SET PROBLEM: Restate the full listing word for word and leave the pictures out.

────────────────

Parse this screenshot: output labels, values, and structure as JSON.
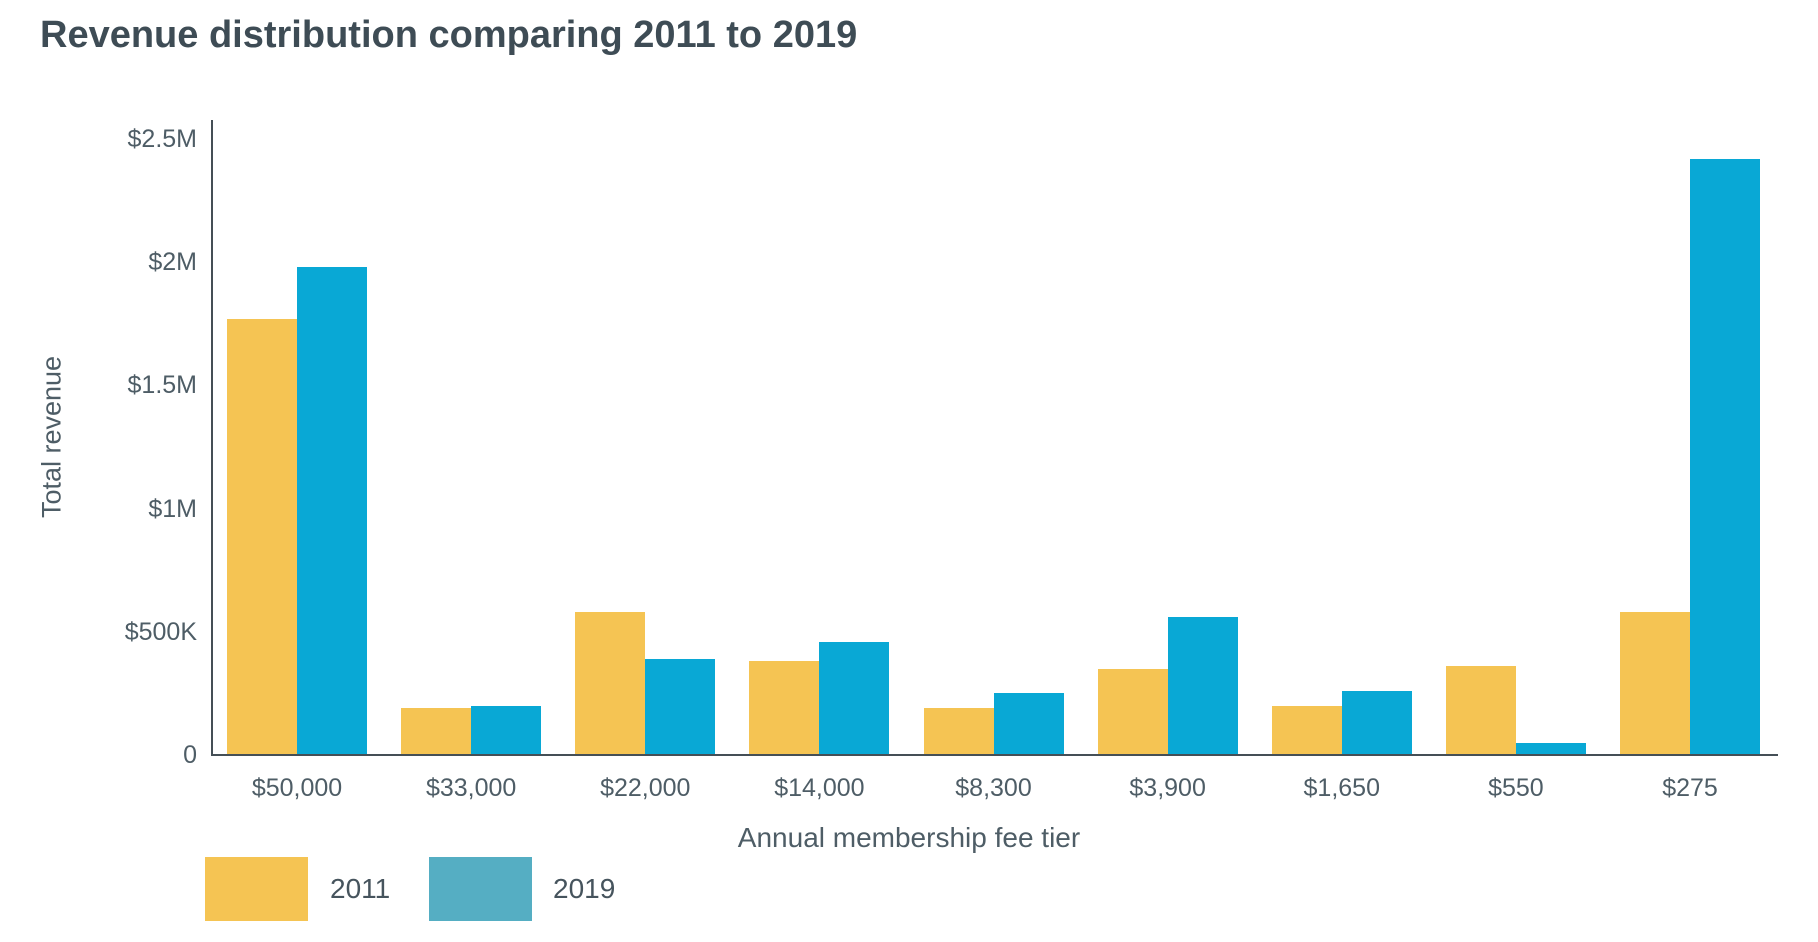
{
  "title": "Revenue distribution comparing 2011 to 2019",
  "chart_data": {
    "type": "bar",
    "title": "Revenue distribution comparing 2011 to 2019",
    "xlabel": "Annual membership fee tier",
    "ylabel": "Total revenue",
    "categories": [
      "$50,000",
      "$33,000",
      "$22,000",
      "$14,000",
      "$8,300",
      "$3,900",
      "$1,650",
      "$550",
      "$275"
    ],
    "series": [
      {
        "name": "2011",
        "color": "#f5c453",
        "values": [
          1.77,
          0.19,
          0.58,
          0.38,
          0.19,
          0.35,
          0.2,
          0.36,
          0.58
        ]
      },
      {
        "name": "2019",
        "color": "#09a8d5",
        "values": [
          1.98,
          0.2,
          0.39,
          0.46,
          0.25,
          0.56,
          0.26,
          0.05,
          2.42
        ]
      }
    ],
    "values_unit": "millions of dollars",
    "ylim": [
      0,
      2.5
    ],
    "y_ticks": [
      {
        "value": 0,
        "label": "0"
      },
      {
        "value": 0.5,
        "label": "$500K"
      },
      {
        "value": 1,
        "label": "$1M"
      },
      {
        "value": 1.5,
        "label": "$1.5M"
      },
      {
        "value": 2,
        "label": "$2M"
      },
      {
        "value": 2.5,
        "label": "$2.5M"
      }
    ],
    "grid": false,
    "legend_position": "bottom-left",
    "legend": [
      {
        "label": "2011",
        "color": "#f5c453"
      },
      {
        "label": "2019",
        "color": "#55aec3"
      }
    ]
  },
  "colors": {
    "bar_2011": "#f5c453",
    "bar_2019": "#09a8d5",
    "legend_swatch_2019": "#55aec3",
    "title_text": "#3e4c55",
    "axis_text": "#4e5d66",
    "axis_line": "#454f56"
  }
}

────────────────

ANSWER FOR THE TASK:
Parse this screenshot: output labels, values, and structure as JSON.
{
  "title": "Revenue distribution comparing 2011 to 2019",
  "chart_data": {
    "type": "bar",
    "title": "Revenue distribution comparing 2011 to 2019",
    "xlabel": "Annual membership fee tier",
    "ylabel": "Total revenue",
    "categories": [
      "$50,000",
      "$33,000",
      "$22,000",
      "$14,000",
      "$8,300",
      "$3,900",
      "$1,650",
      "$550",
      "$275"
    ],
    "series": [
      {
        "name": "2011",
        "color": "#f5c453",
        "values": [
          1.77,
          0.19,
          0.58,
          0.38,
          0.19,
          0.35,
          0.2,
          0.36,
          0.58
        ]
      },
      {
        "name": "2019",
        "color": "#09a8d5",
        "values": [
          1.98,
          0.2,
          0.39,
          0.46,
          0.25,
          0.56,
          0.26,
          0.05,
          2.42
        ]
      }
    ],
    "values_unit": "millions of dollars",
    "ylim": [
      0,
      2.5
    ],
    "y_ticks": [
      {
        "value": 0,
        "label": "0"
      },
      {
        "value": 0.5,
        "label": "$500K"
      },
      {
        "value": 1,
        "label": "$1M"
      },
      {
        "value": 1.5,
        "label": "$1.5M"
      },
      {
        "value": 2,
        "label": "$2M"
      },
      {
        "value": 2.5,
        "label": "$2.5M"
      }
    ],
    "grid": false,
    "legend_position": "bottom-left",
    "legend": [
      {
        "label": "2011",
        "color": "#f5c453"
      },
      {
        "label": "2019",
        "color": "#55aec3"
      }
    ]
  },
  "colors": {
    "bar_2011": "#f5c453",
    "bar_2019": "#09a8d5",
    "legend_swatch_2019": "#55aec3",
    "title_text": "#3e4c55",
    "axis_text": "#4e5d66",
    "axis_line": "#454f56"
  }
}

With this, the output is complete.